» **Task material**
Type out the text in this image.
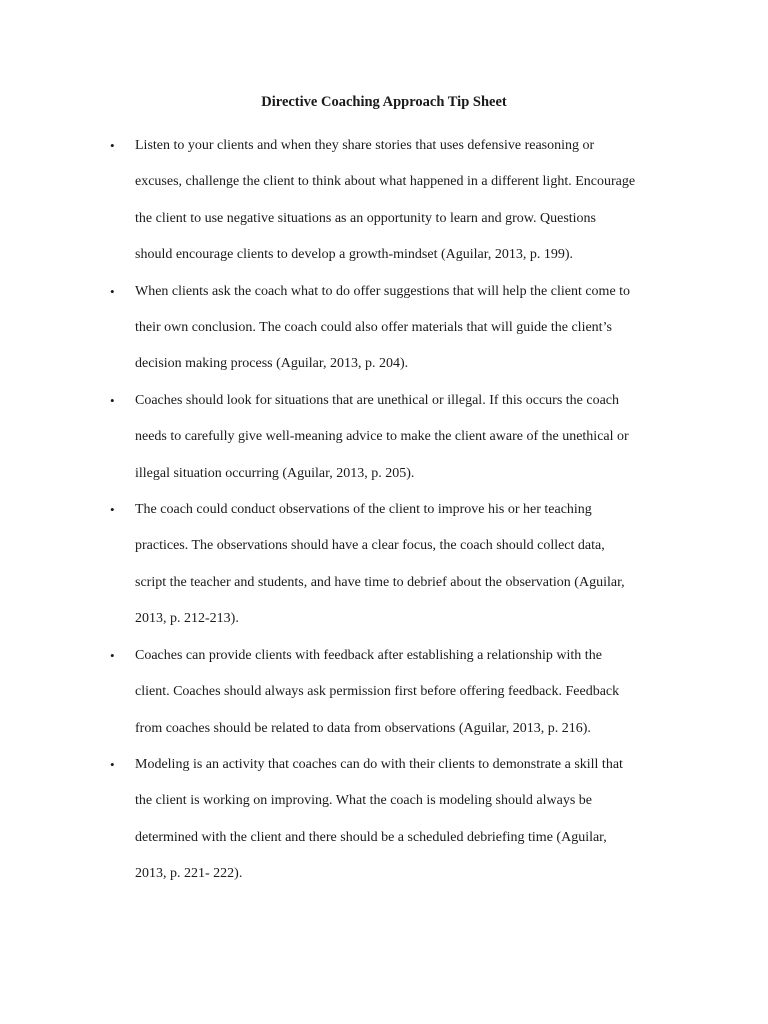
Directive Coaching Approach Tip Sheet
•	Listen to your clients and when they share stories that uses defensive reasoning or
excuses, challenge the client to think about what happened in a different light. Encourage
the client to use negative situations as an opportunity to learn and grow. Questions
should encourage clients to develop a growth-mindset (Aguilar, 2013, p. 199).
•	When clients ask the coach what to do offer suggestions that will help the client come to
their own conclusion. The coach could also offer materials that will guide the client’s
decision making process (Aguilar, 2013, p. 204).
•	Coaches should look for situations that are unethical or illegal. If this occurs the coach
needs to carefully give well-meaning advice to make the client aware of the unethical or
illegal situation occurring (Aguilar, 2013, p. 205).
•	The coach could conduct observations of the client to improve his or her teaching
practices. The observations should have a clear focus, the coach should collect data,
script the teacher and students, and have time to debrief about the observation (Aguilar,
2013, p. 212-213).
•	Coaches can provide clients with feedback after establishing a relationship with the
client. Coaches should always ask permission first before offering feedback. Feedback
from coaches should be related to data from observations (Aguilar, 2013, p. 216).
•	Modeling is an activity that coaches can do with their clients to demonstrate a skill that
the client is working on improving. What the coach is modeling should always be
determined with the client and there should be a scheduled debriefing time (Aguilar,
2013, p. 221- 222).
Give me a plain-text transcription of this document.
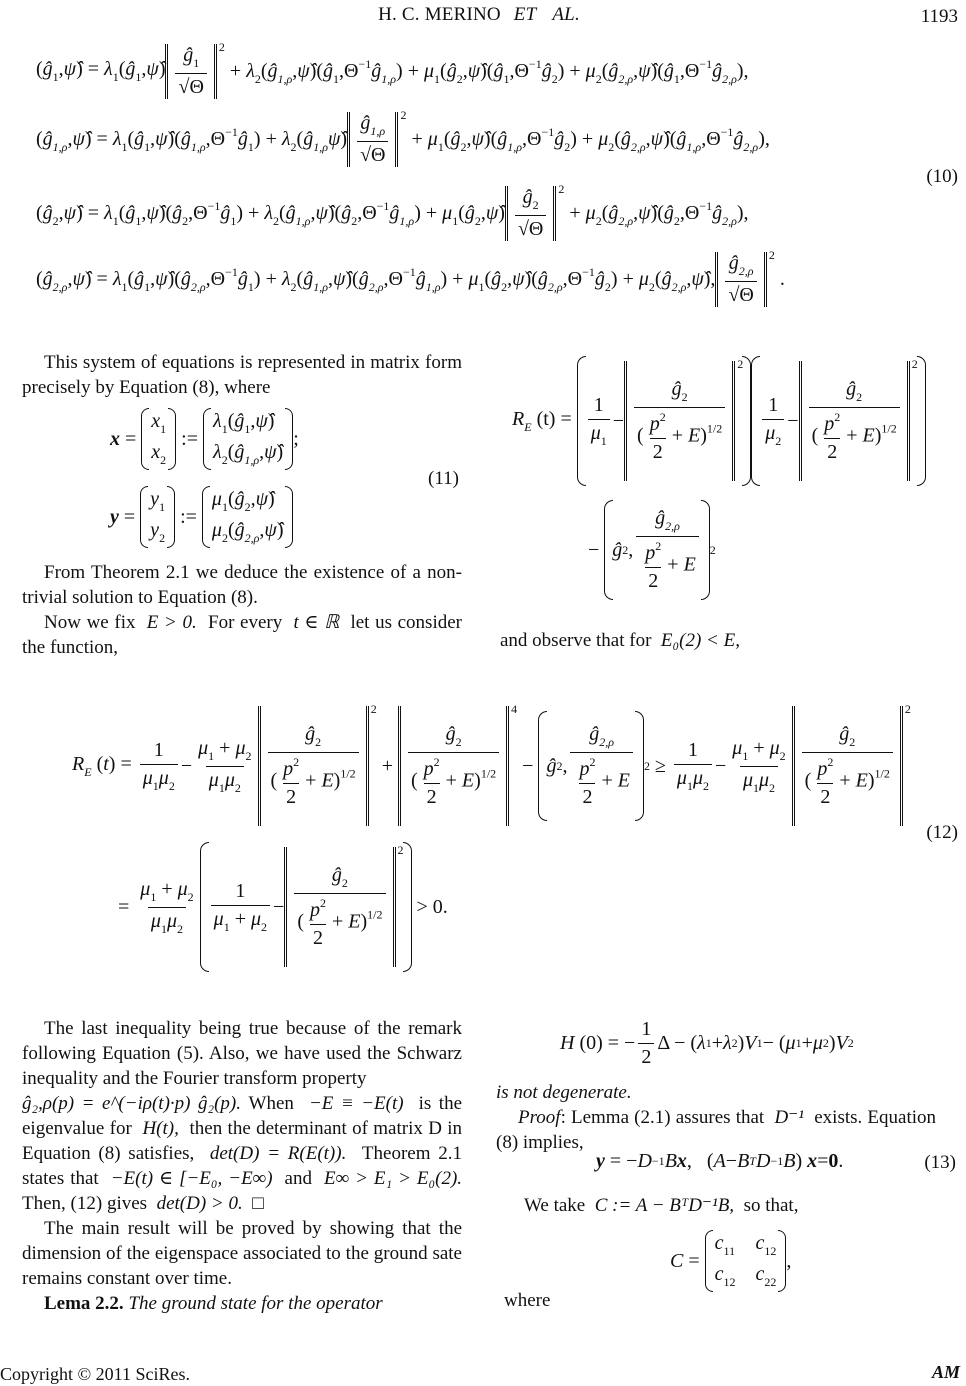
H. C. MERINO ET AL.	1193
$(ĝ_1,\psî)$ = $\lambda_1(ĝ_1,\psî) \frac{ĝ_1}{√\Theta} 2$
+ $\lambda_2(ĝ_{1,\rho},\psî)(ĝ_1,\Theta^{-1}ĝ_{1,\rho})$ + $\mu_1(ĝ_2,\psî)(ĝ_1,\Theta^{-1}ĝ_2)$ + $\mu_2(ĝ_{2,\rho},\psî)(ĝ_1,\Theta^{-1}ĝ_{2,\rho})$,
$(ĝ_{1,\rho},\psî)$ = $\lambda_1(ĝ_1,\psî)(ĝ_{1,\rho},\Theta^{-1}ĝ_1)$ + $\lambda_2(ĝ_{1,\rho}\psî) \frac{ĝ_{1,\rho}}{√\Theta} 2$
+ $\mu_1(ĝ_2,\psî)(ĝ_{1,\rho},\Theta^{-1}ĝ_2)$ + $\mu_2(ĝ_{2,\rho},\psî)(ĝ_{1,\rho},\Theta^{-1}ĝ_{2,\rho})$,
(10)
$(ĝ_2,\psî)$ = $\lambda_1(ĝ_1,\psî)(ĝ_2,\Theta^{-1}ĝ_1)$ + $\lambda_2(ĝ_{1,\rho},\psî)(ĝ_2,\Theta^{-1}ĝ_{1,\rho})$ + $\mu_1(ĝ_2,\psî) \frac{ĝ_2}{√\Theta} 2$
+ $\mu_2(ĝ_{2,\rho},\psî)(ĝ_2,\Theta^{-1}ĝ_{2,\rho})$,
$(ĝ_{2,\rho},\psî)$ = $\lambda_1(ĝ_1,\psî)(ĝ_{2,\rho},\Theta^{-1}ĝ_1)$ + $\lambda_2(ĝ_{1,\rho},\psî)(ĝ_{2,\rho},\Theta^{-1}ĝ_{1,\rho})$ + $\mu_1(ĝ_2,\psî)(ĝ_{2,\rho},\Theta^{-1}ĝ_2)$ + $\mu_2(ĝ_{2,\rho},\psî)$, $\frac{ĝ_{2,\rho}}{√\Theta} 2$
.

This system of equations is represented in matrix form precisely by Equation (8), where

x =
$x_1$
$x_2$
:=
$\lambda_1(ĝ_1,\psî)$
$\lambda_2(ĝ_{1,\rho},\psî)$
;
(11)
y =
$y_1$
$y_2$
:=
$\mu_1(ĝ_2,\psî)$
$\mu_2(ĝ_{2,\rho},\psî)$

From Theorem 2.1 we deduce the existence of a non-trivial solution to Equation (8).

Now we fix E > 0. For every t ∈ ℝ let us consider the function,

$R_E$ $(t) = \frac{1}{\mu_1} - \frac{ĝ_2}{( \frac{p^2}{2} + E)^{1/2}}$
2
$\frac{1}{\mu_2} - \frac{ĝ_2}{( \frac{p^2}{2} + E)^{1/2}}$
2
− ĝ 2 , $\frac{ĝ_{2,\rho}}{\frac{p^2}{2} + E} 2$
and observe that for E₀(2) < E,
$R_E$ $(t) = \frac{1}{\mu_1\mu_2} - \frac{\mu_1 + \mu_2}{\mu_1\mu_2} \frac{ĝ_2}{( \frac{p^2}{2} + E)^{1/2}}$
2
+ $\frac{ĝ_2}{( \frac{p^2}{2} + E)^{1/2}}$
4
− ĝ 2 , $\frac{ĝ_{2,\rho}}{\frac{p^2}{2} + E} 2 \ge \frac{1}{\mu_1\mu_2} - \frac{\mu_1 + \mu_2}{\mu_1\mu_2} \frac{ĝ_2}{( \frac{p^2}{2} + E)^{1/2}}$
2
(12)
= $\frac{\mu_1 + \mu_2}{\mu_1\mu_2} \frac{1}{\mu_1 + \mu_2} - \frac{ĝ_2}{( \frac{p^2}{2} + E)^{1/2}}$
2

> 0.

The last inequality being true because of the remark following Equation (5). Also, we have used the Schwarz inequality and the Fourier transform property

ĝ₂,ρ(p) = e^(−iρ(t)·p) ĝ₂(p). When −E ≡ −E(t) is the eigenvalue for H(t), then the determinant of matrix D in Equation (8) satisfies, det(D) = R(E(t)). Theorem 2.1 states that −E(t) ∈ [−E₀, −E∞) and E∞ > E₁ > E₀(2). Then, (12) gives det(D) > 0. □

The main result will be proved by showing that the dimension of the eigenspace associated to the ground sate remains constant over time.

Lema 2.2. The ground state for the operator

H (0) = − $\frac{1}{2}$ Δ − ( λ 1 + λ 2 ) V 1 − ( μ 1 + μ 2 ) V 2

is not degenerate.

Proof: Lemma (2.1) assures that D⁻¹ exists. Equation (8) implies,

y = − D −1 B x ,   ( A − B T D −1 B ) x = 0 .	(13)
We take C := A − BᵀD⁻¹B, so that,
C =
$c_{11}$ $c_{12}$
$c_{12}$ $c_{22}$
,
where
Copyright © 2011 SciRes.	AM
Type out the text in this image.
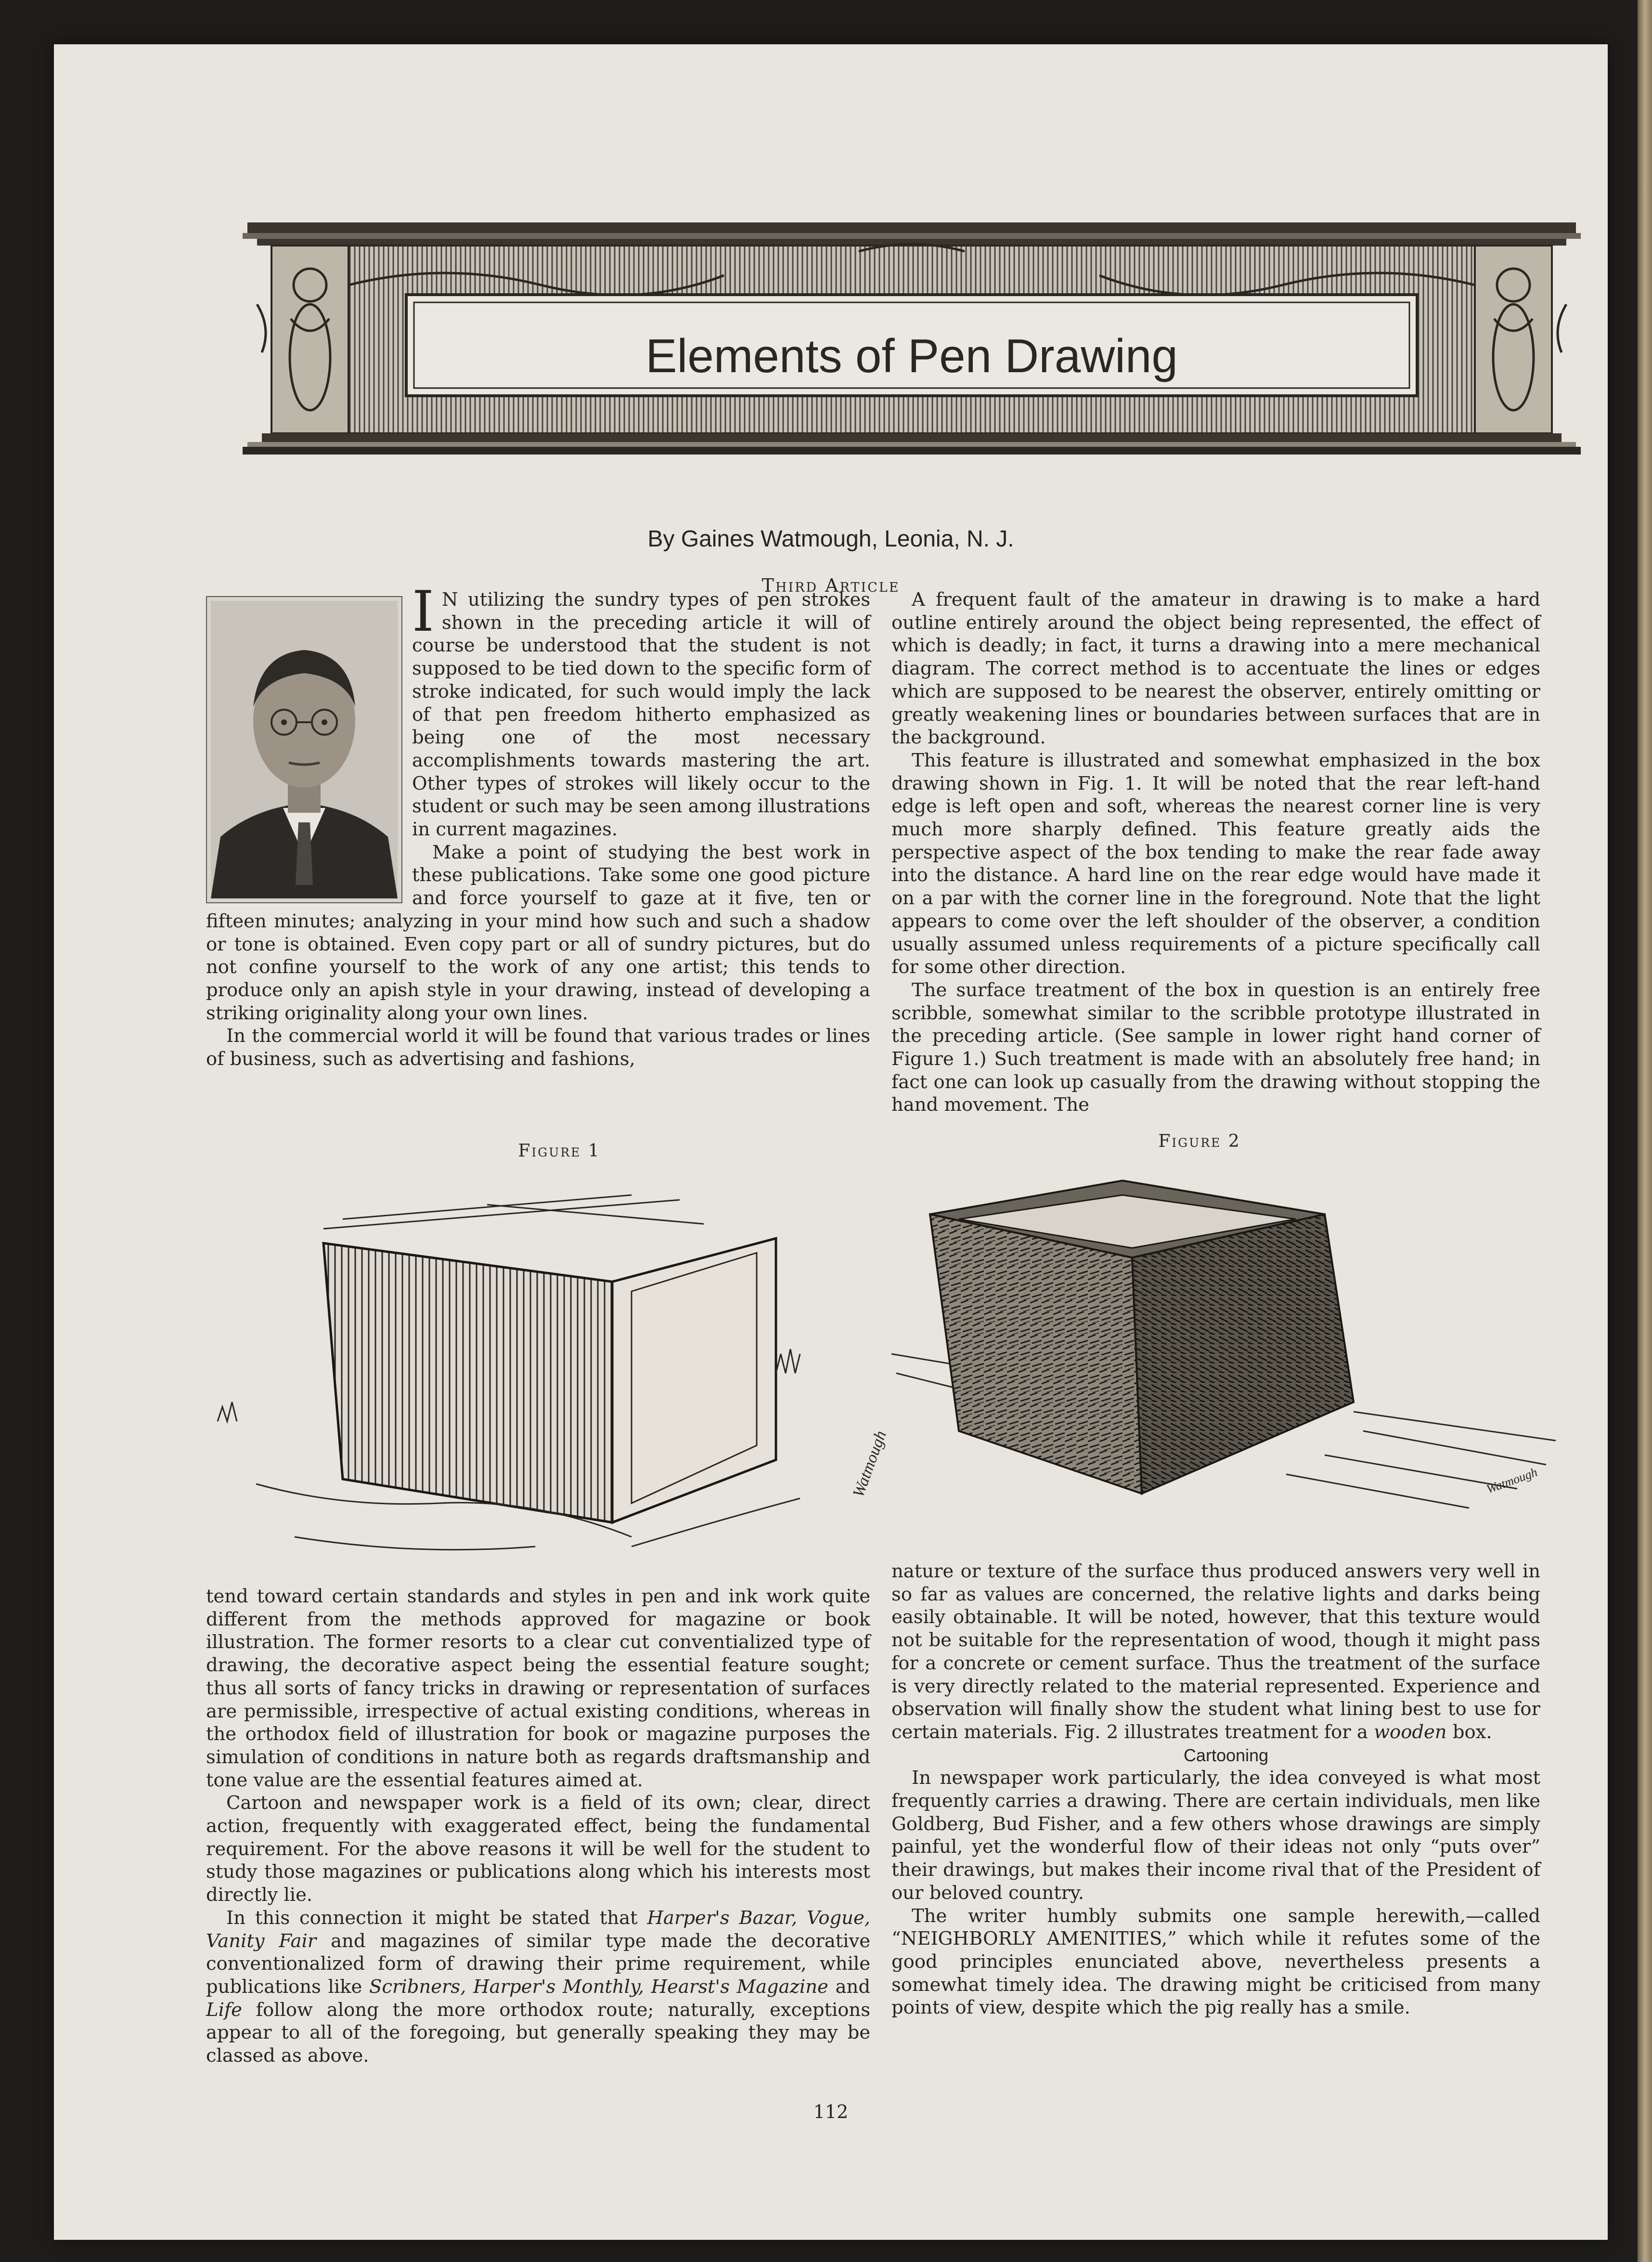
Elements of Pen Drawing
By Gaines Watmough, Leonia, N. J.
Third Article

I N utilizing the sundry types of pen strokes shown in the preceding article it will of course be understood that the student is not supposed to be tied down to the specific form of stroke indicated, for such would imply the lack of that pen freedom hitherto emphasized as being one of the most necessary accomplishments towards mastering the art. Other types of strokes will likely occur to the student or such may be seen among illustrations in current magazines.

Make a point of studying the best work in these publications. Take some one good picture and force yourself to gaze at it five, ten or fifteen minutes; analyzing in your mind how such and such a shadow or tone is obtained. Even copy part or all of sundry pictures, but do not confine yourself to the work of any one artist; this tends to produce only an apish style in your drawing, instead of developing a striking originality along your own lines.

In the commercial world it will be found that various trades or lines of business, such as advertising and fashions,

A frequent fault of the amateur in drawing is to make a hard outline entirely around the object being represented, the effect of which is deadly; in fact, it turns a drawing into a mere mechanical diagram. The correct method is to accentuate the lines or edges which are supposed to be nearest the observer, entirely omitting or greatly weakening lines or boundaries between surfaces that are in the background.

This feature is illustrated and somewhat emphasized in the box drawing shown in Fig. 1. It will be noted that the rear left-hand edge is left open and soft, whereas the nearest corner line is very much more sharply defined. This feature greatly aids the perspective aspect of the box tending to make the rear fade away into the distance. A hard line on the rear edge would have made it on a par with the corner line in the foreground. Note that the light appears to come over the left shoulder of the observer, a condition usually assumed unless requirements of a picture specifically call for some other direction.

The surface treatment of the box in question is an entirely free scribble, somewhat similar to the scribble prototype illustrated in the preceding article. (See sample in lower right hand corner of Figure 1.) Such treatment is made with an absolutely free hand; in fact one can look up casually from the drawing without stopping the hand movement. The

Figure 1
Watmough
Figure 2
Watmough

tend toward certain standards and styles in pen and ink work quite different from the methods approved for magazine or book illustration. The former resorts to a clear cut conventialized type of drawing, the decorative aspect being the essential feature sought; thus all sorts of fancy tricks in drawing or representation of surfaces are permissible, irrespective of actual existing conditions, whereas in the orthodox field of illustration for book or magazine purposes the simulation of conditions in nature both as regards draftsmanship and tone value are the essential features aimed at.

Cartoon and newspaper work is a field of its own; clear, direct action, frequently with exaggerated effect, being the fundamental requirement. For the above reasons it will be well for the student to study those magazines or publications along which his interests most directly lie.

In this connection it might be stated that Harper's Bazar, Vogue, Vanity Fair and magazines of similar type made the decorative conventionalized form of drawing their prime requirement, while publications like Scribners, Harper's Monthly, Hearst's Magazine and Life follow along the more orthodox route; naturally, exceptions appear to all of the foregoing, but generally speaking they may be classed as above.

nature or texture of the surface thus produced answers very well in so far as values are concerned, the relative lights and darks being easily obtainable. It will be noted, however, that this texture would not be suitable for the representation of wood, though it might pass for a concrete or cement surface. Thus the treatment of the surface is very directly related to the material represented. Experience and observation will finally show the student what lining best to use for certain materials. Fig. 2 illustrates treatment for a wooden box.

Cartooning

In newspaper work particularly, the idea conveyed is what most frequently carries a drawing. There are certain individuals, men like Goldberg, Bud Fisher, and a few others whose drawings are simply painful, yet the wonderful flow of their ideas not only “puts over” their drawings, but makes their income rival that of the President of our beloved country.

The writer humbly submits one sample herewith,—called “NEIGHBORLY AMENITIES,” which while it refutes some of the good principles enunciated above, nevertheless presents a somewhat timely idea. The drawing might be criticised from many points of view, despite which the pig really has a smile.

112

» **Exercise prompt**
Identify every line where the string "always" appears.

» **Problem solution**
client. Coaches should always ask permission first before offering feedback. Feedback
the client is working on improving. What the coach is modeling should always be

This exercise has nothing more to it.